### Set exercise
Can you reproduce every row below word for word, changing nothing?
___ Supplied records ___
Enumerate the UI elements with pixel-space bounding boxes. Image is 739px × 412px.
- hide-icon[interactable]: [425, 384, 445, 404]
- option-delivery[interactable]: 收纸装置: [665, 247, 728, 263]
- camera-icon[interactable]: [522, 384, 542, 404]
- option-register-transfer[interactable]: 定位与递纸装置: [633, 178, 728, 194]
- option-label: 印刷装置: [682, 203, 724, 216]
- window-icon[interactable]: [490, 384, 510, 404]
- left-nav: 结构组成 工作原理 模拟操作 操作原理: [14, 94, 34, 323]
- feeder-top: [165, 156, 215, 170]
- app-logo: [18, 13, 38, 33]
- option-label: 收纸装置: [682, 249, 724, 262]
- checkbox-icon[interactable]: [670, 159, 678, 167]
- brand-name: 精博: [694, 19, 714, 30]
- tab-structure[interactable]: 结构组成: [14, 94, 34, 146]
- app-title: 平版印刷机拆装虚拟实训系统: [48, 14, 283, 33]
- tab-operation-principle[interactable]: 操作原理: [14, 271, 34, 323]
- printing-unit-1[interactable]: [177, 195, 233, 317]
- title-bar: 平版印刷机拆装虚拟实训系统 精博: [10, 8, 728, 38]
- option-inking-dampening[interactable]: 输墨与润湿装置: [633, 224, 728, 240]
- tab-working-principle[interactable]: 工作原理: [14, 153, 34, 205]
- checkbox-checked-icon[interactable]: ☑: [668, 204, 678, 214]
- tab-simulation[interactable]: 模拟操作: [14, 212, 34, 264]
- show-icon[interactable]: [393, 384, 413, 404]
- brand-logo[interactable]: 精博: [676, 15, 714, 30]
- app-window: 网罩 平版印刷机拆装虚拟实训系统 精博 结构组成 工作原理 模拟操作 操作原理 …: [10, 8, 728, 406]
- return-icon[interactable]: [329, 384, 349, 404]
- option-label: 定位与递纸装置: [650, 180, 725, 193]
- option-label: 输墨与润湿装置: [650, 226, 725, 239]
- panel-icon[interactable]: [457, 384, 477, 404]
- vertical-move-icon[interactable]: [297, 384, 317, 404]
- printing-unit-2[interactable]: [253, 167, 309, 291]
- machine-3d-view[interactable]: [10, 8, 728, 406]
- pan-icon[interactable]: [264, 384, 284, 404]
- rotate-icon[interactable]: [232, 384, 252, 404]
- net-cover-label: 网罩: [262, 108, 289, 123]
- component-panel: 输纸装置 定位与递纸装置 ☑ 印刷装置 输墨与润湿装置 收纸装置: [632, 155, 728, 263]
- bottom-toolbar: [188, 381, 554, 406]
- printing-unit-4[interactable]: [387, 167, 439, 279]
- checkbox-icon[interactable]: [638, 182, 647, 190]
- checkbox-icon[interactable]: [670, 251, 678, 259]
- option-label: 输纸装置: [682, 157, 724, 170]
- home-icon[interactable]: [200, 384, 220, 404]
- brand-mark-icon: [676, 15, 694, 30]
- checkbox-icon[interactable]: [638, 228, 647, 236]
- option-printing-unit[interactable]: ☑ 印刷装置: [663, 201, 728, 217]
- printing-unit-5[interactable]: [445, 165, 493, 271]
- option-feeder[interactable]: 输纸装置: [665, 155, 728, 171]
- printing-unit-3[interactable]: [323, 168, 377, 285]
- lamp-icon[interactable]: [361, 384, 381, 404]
___
### Written response
Enumerate the UI elements with pixel-space bounding boxes. Image is 739px × 412px.
- hide-icon[interactable]: [425, 384, 445, 404]
- option-delivery[interactable]: 收纸装置: [665, 247, 728, 263]
- camera-icon[interactable]: [522, 384, 542, 404]
- option-register-transfer[interactable]: 定位与递纸装置: [633, 178, 728, 194]
- option-label: 印刷装置: [682, 203, 724, 216]
- window-icon[interactable]: [490, 384, 510, 404]
- left-nav: 结构组成 工作原理 模拟操作 操作原理: [14, 94, 34, 323]
- feeder-top: [165, 156, 215, 170]
- app-logo: [18, 13, 38, 33]
- option-label: 收纸装置: [682, 249, 724, 262]
- checkbox-icon[interactable]: [670, 159, 678, 167]
- brand-name: 精博: [694, 19, 714, 30]
- tab-structure[interactable]: 结构组成: [14, 94, 34, 146]
- app-title: 平版印刷机拆装虚拟实训系统: [48, 14, 283, 33]
- tab-operation-principle[interactable]: 操作原理: [14, 271, 34, 323]
- printing-unit-1[interactable]: [177, 195, 233, 317]
- title-bar: 平版印刷机拆装虚拟实训系统 精博: [10, 8, 728, 38]
- option-inking-dampening[interactable]: 输墨与润湿装置: [633, 224, 728, 240]
- tab-working-principle[interactable]: 工作原理: [14, 153, 34, 205]
- checkbox-checked-icon[interactable]: ☑: [668, 204, 678, 214]
- tab-simulation[interactable]: 模拟操作: [14, 212, 34, 264]
- show-icon[interactable]: [393, 384, 413, 404]
- brand-logo[interactable]: 精博: [676, 15, 714, 30]
- app-window: 网罩 平版印刷机拆装虚拟实训系统 精博 结构组成 工作原理 模拟操作 操作原理 …: [10, 8, 728, 406]
- return-icon[interactable]: [329, 384, 349, 404]
- option-label: 定位与递纸装置: [650, 180, 725, 193]
- option-label: 输墨与润湿装置: [650, 226, 725, 239]
- panel-icon[interactable]: [457, 384, 477, 404]
- vertical-move-icon[interactable]: [297, 384, 317, 404]
- printing-unit-2[interactable]: [253, 167, 309, 291]
- machine-3d-view[interactable]: [10, 8, 728, 406]
- pan-icon[interactable]: [264, 384, 284, 404]
- rotate-icon[interactable]: [232, 384, 252, 404]
- net-cover-label: 网罩: [262, 108, 289, 123]
- component-panel: 输纸装置 定位与递纸装置 ☑ 印刷装置 输墨与润湿装置 收纸装置: [632, 155, 728, 263]
- bottom-toolbar: [188, 381, 554, 406]
- printing-unit-4[interactable]: [387, 167, 439, 279]
- checkbox-icon[interactable]: [638, 182, 647, 190]
- checkbox-icon[interactable]: [670, 251, 678, 259]
- option-label: 输纸装置: [682, 157, 724, 170]
- home-icon[interactable]: [200, 384, 220, 404]
- brand-mark-icon: [676, 15, 694, 30]
- checkbox-icon[interactable]: [638, 228, 647, 236]
- option-printing-unit[interactable]: ☑ 印刷装置: [663, 201, 728, 217]
- printing-unit-5[interactable]: [445, 165, 493, 271]
- option-feeder[interactable]: 输纸装置: [665, 155, 728, 171]
- printing-unit-3[interactable]: [323, 168, 377, 285]
- lamp-icon[interactable]: [361, 384, 381, 404]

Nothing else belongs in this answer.